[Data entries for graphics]
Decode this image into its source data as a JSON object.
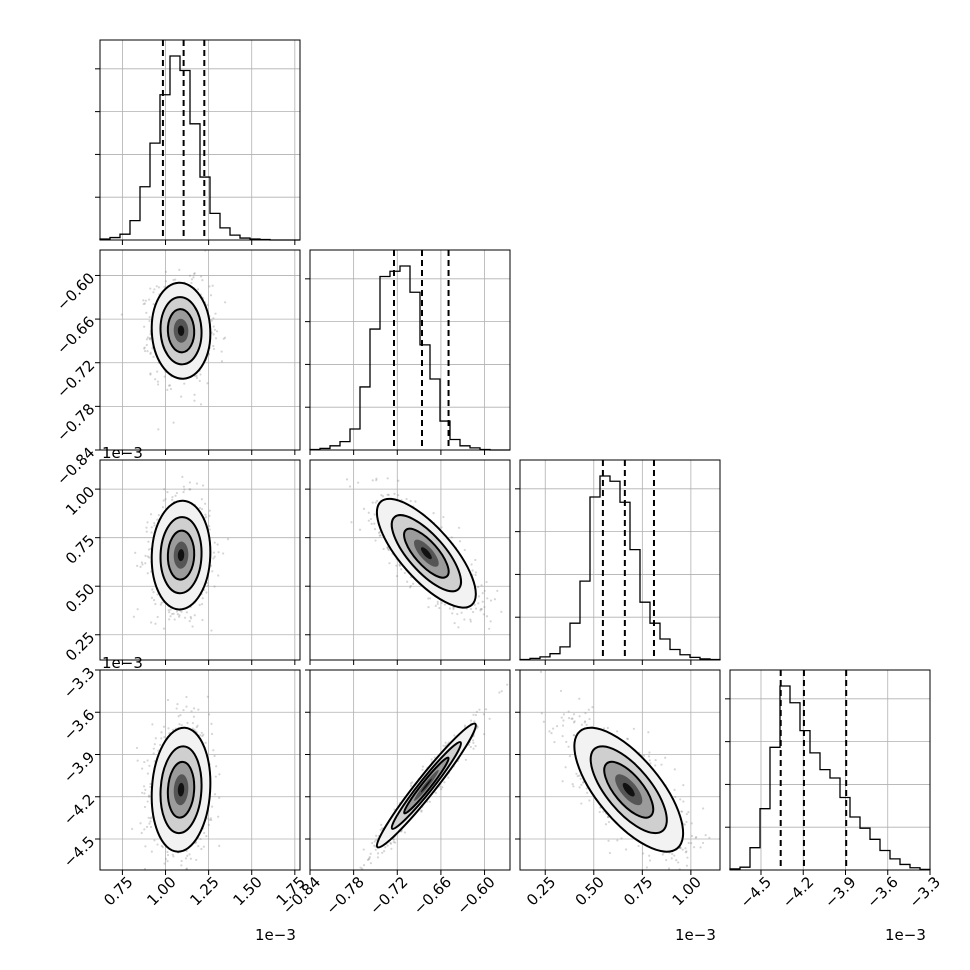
{
  "chart_data": {
    "type": "corner",
    "variables": [
      {
        "range": [
          0.62,
          1.78
        ],
        "ticks": [
          0.75,
          1.0,
          1.25,
          1.5,
          1.75
        ],
        "tick_labels": [
          "0.75",
          "1.00",
          "1.25",
          "1.50",
          "1.75"
        ],
        "offset_text": "1e−3",
        "quantiles": [
          0.985,
          1.105,
          1.225
        ],
        "hist_counts": [
          2,
          5,
          12,
          40,
          110,
          200,
          300,
          380,
          350,
          240,
          130,
          55,
          25,
          10,
          4,
          2,
          1,
          0,
          0,
          0
        ]
      },
      {
        "range": [
          -0.84,
          -0.565
        ],
        "ticks": [
          -0.84,
          -0.78,
          -0.72,
          -0.66,
          -0.6
        ],
        "tick_labels": [
          "−0.84",
          "−0.78",
          "−0.72",
          "−0.66",
          "−0.60"
        ],
        "offset_text": "",
        "quantiles": [
          -0.7245,
          -0.686,
          -0.6495
        ],
        "hist_counts": [
          1,
          3,
          8,
          16,
          40,
          120,
          230,
          330,
          340,
          350,
          300,
          200,
          135,
          55,
          20,
          8,
          4,
          1,
          0,
          0
        ]
      },
      {
        "range": [
          0.12,
          1.15
        ],
        "ticks": [
          0.25,
          0.5,
          0.75,
          1.0
        ],
        "tick_labels": [
          "0.25",
          "0.50",
          "0.75",
          "1.00"
        ],
        "offset_text": "1e−3",
        "quantiles": [
          0.547,
          0.66,
          0.81
        ],
        "hist_counts": [
          1,
          3,
          6,
          12,
          25,
          70,
          150,
          310,
          350,
          340,
          300,
          210,
          110,
          70,
          40,
          20,
          10,
          5,
          2,
          1
        ]
      },
      {
        "range": [
          -4.72,
          -3.3
        ],
        "ticks": [
          -4.5,
          -4.2,
          -3.9,
          -3.6,
          -3.3
        ],
        "tick_labels": [
          "−4.5",
          "−4.2",
          "−3.9",
          "−3.6",
          "−3.3"
        ],
        "offset_text": "1e−3",
        "quantiles": [
          -4.36,
          -4.195,
          -3.895
        ],
        "hist_counts": [
          2,
          5,
          40,
          110,
          220,
          330,
          300,
          250,
          210,
          180,
          165,
          130,
          95,
          75,
          55,
          35,
          20,
          10,
          4,
          1
        ]
      }
    ],
    "pairs": [
      {
        "x": 0,
        "y": 1,
        "center": [
          1.09,
          -0.676
        ],
        "sigma": [
          0.085,
          0.033
        ],
        "corr": -0.05
      },
      {
        "x": 0,
        "y": 2,
        "center": [
          1.09,
          0.66
        ],
        "sigma": [
          0.085,
          0.14
        ],
        "corr": 0.05
      },
      {
        "x": 1,
        "y": 2,
        "center": [
          -0.68,
          0.67
        ],
        "sigma": [
          0.034,
          0.14
        ],
        "corr": -0.75
      },
      {
        "x": 0,
        "y": 3,
        "center": [
          1.09,
          -4.15
        ],
        "sigma": [
          0.085,
          0.22
        ],
        "corr": 0.1
      },
      {
        "x": 1,
        "y": 3,
        "center": [
          -0.68,
          -4.12
        ],
        "sigma": [
          0.034,
          0.22
        ],
        "corr": 0.97
      },
      {
        "x": 2,
        "y": 3,
        "center": [
          0.68,
          -4.15
        ],
        "sigma": [
          0.14,
          0.22
        ],
        "corr": -0.7
      }
    ]
  }
}
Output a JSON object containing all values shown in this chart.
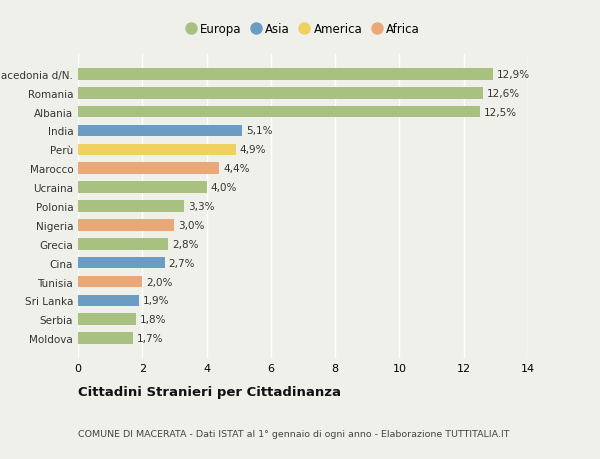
{
  "categories": [
    "Macedonia d/N.",
    "Romania",
    "Albania",
    "India",
    "Perù",
    "Marocco",
    "Ucraina",
    "Polonia",
    "Nigeria",
    "Grecia",
    "Cina",
    "Tunisia",
    "Sri Lanka",
    "Serbia",
    "Moldova"
  ],
  "values": [
    12.9,
    12.6,
    12.5,
    5.1,
    4.9,
    4.4,
    4.0,
    3.3,
    3.0,
    2.8,
    2.7,
    2.0,
    1.9,
    1.8,
    1.7
  ],
  "labels": [
    "12,9%",
    "12,6%",
    "12,5%",
    "5,1%",
    "4,9%",
    "4,4%",
    "4,0%",
    "3,3%",
    "3,0%",
    "2,8%",
    "2,7%",
    "2,0%",
    "1,9%",
    "1,8%",
    "1,7%"
  ],
  "continents": [
    "Europa",
    "Europa",
    "Europa",
    "Asia",
    "America",
    "Africa",
    "Europa",
    "Europa",
    "Africa",
    "Europa",
    "Asia",
    "Africa",
    "Asia",
    "Europa",
    "Europa"
  ],
  "continent_colors": {
    "Europa": "#a8c080",
    "Asia": "#6b9dc4",
    "America": "#f0d060",
    "Africa": "#e8a878"
  },
  "legend_order": [
    "Europa",
    "Asia",
    "America",
    "Africa"
  ],
  "title": "Cittadini Stranieri per Cittadinanza",
  "subtitle": "COMUNE DI MACERATA - Dati ISTAT al 1° gennaio di ogni anno - Elaborazione TUTTITALIA.IT",
  "xlim": [
    0,
    14
  ],
  "xticks": [
    0,
    2,
    4,
    6,
    8,
    10,
    12,
    14
  ],
  "background_color": "#f0f0eb",
  "grid_color": "#ffffff",
  "bar_height": 0.62
}
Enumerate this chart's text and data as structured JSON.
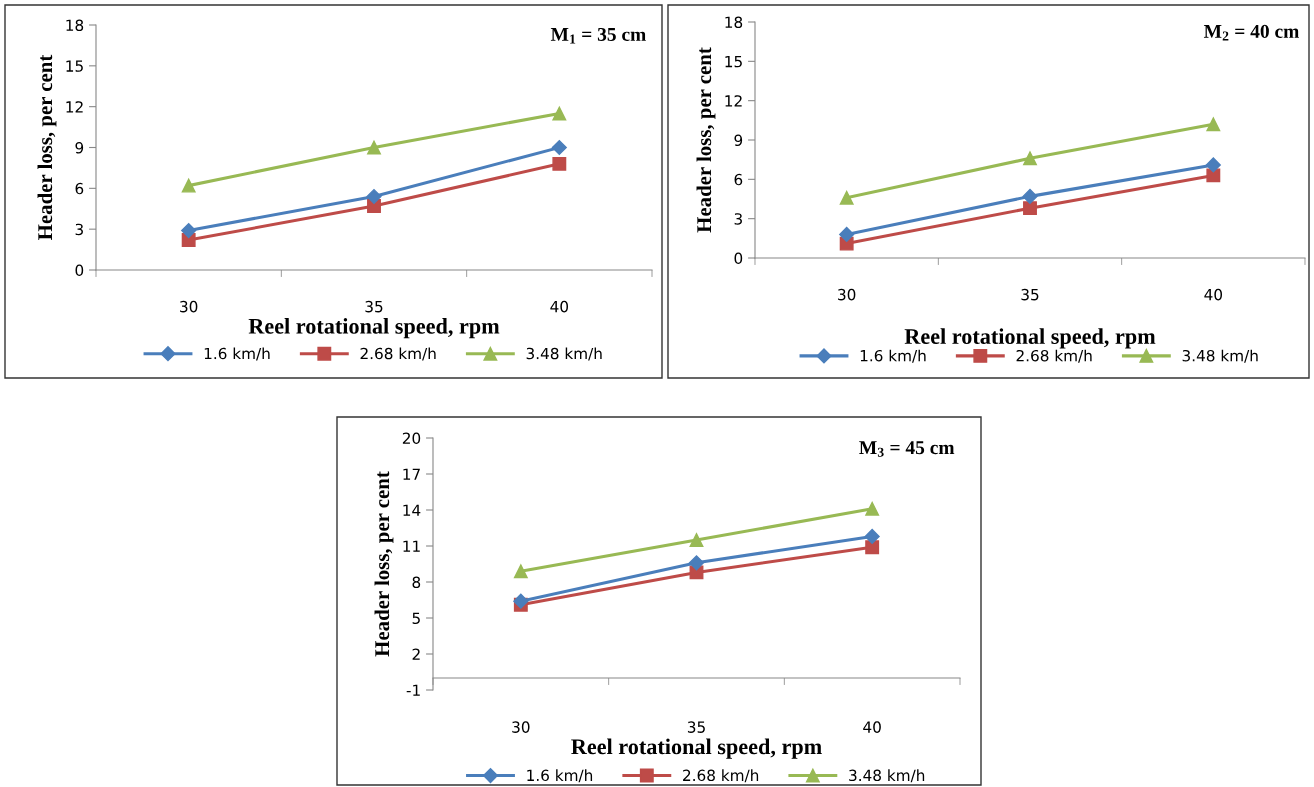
{
  "chart_data": [
    {
      "type": "line",
      "xlabel": "Reel rotational speed, rpm",
      "ylabel": "Header loss, per cent",
      "categories": [
        "30",
        "35",
        "40"
      ],
      "ylim": [
        0,
        18
      ],
      "yticks": [
        0,
        3,
        6,
        9,
        12,
        15,
        18
      ],
      "grid": false,
      "legend": "bottom",
      "annotations": [
        "M$_{1}$ = 35 cm"
      ],
      "series": [
        {
          "name": "1.6 km/h",
          "color": "#4a7ebb",
          "marker": "diamond",
          "values": [
            2.9,
            5.4,
            9.0
          ]
        },
        {
          "name": "2.68 km/h",
          "color": "#be4b48",
          "marker": "square",
          "values": [
            2.2,
            4.7,
            7.8
          ]
        },
        {
          "name": "3.48 km/h",
          "color": "#98b954",
          "marker": "triangle",
          "values": [
            6.2,
            9.0,
            11.5
          ]
        }
      ]
    },
    {
      "type": "line",
      "xlabel": "Reel rotational speed, rpm",
      "ylabel": "Header loss, per cent",
      "categories": [
        "30",
        "35",
        "40"
      ],
      "ylim": [
        0,
        18
      ],
      "yticks": [
        0,
        3,
        6,
        9,
        12,
        15,
        18
      ],
      "grid": false,
      "legend": "bottom",
      "annotations": [
        "M$_{2}$ = 40 cm"
      ],
      "series": [
        {
          "name": "1.6 km/h",
          "color": "#4a7ebb",
          "marker": "diamond",
          "values": [
            1.8,
            4.7,
            7.1
          ]
        },
        {
          "name": "2.68 km/h",
          "color": "#be4b48",
          "marker": "square",
          "values": [
            1.1,
            3.8,
            6.3
          ]
        },
        {
          "name": "3.48 km/h",
          "color": "#98b954",
          "marker": "triangle",
          "values": [
            4.6,
            7.6,
            10.2
          ]
        }
      ]
    },
    {
      "type": "line",
      "xlabel": "Reel rotational speed, rpm",
      "ylabel": "Header loss, per cent",
      "categories": [
        "30",
        "35",
        "40"
      ],
      "ylim": [
        -1,
        20
      ],
      "yticks": [
        -1,
        2,
        5,
        8,
        11,
        14,
        17,
        20
      ],
      "grid": false,
      "legend": "bottom",
      "annotations": [
        "M$_{3}$ = 45 cm"
      ],
      "series": [
        {
          "name": "1.6 km/h",
          "color": "#4a7ebb",
          "marker": "diamond",
          "values": [
            6.4,
            9.6,
            11.8
          ]
        },
        {
          "name": "2.68 km/h",
          "color": "#be4b48",
          "marker": "square",
          "values": [
            6.1,
            8.8,
            10.9
          ]
        },
        {
          "name": "3.48 km/h",
          "color": "#98b954",
          "marker": "triangle",
          "values": [
            8.9,
            11.5,
            14.1
          ]
        }
      ]
    }
  ]
}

| Your objective |
Find the word "JSON" in the data and copy out each line where it turns up.

| Solution for this problem |
Decode this image into its source data as a JSON object.
Output a JSON object containing all values shown in this chart.
Enumerate this chart's text and data as structured JSON.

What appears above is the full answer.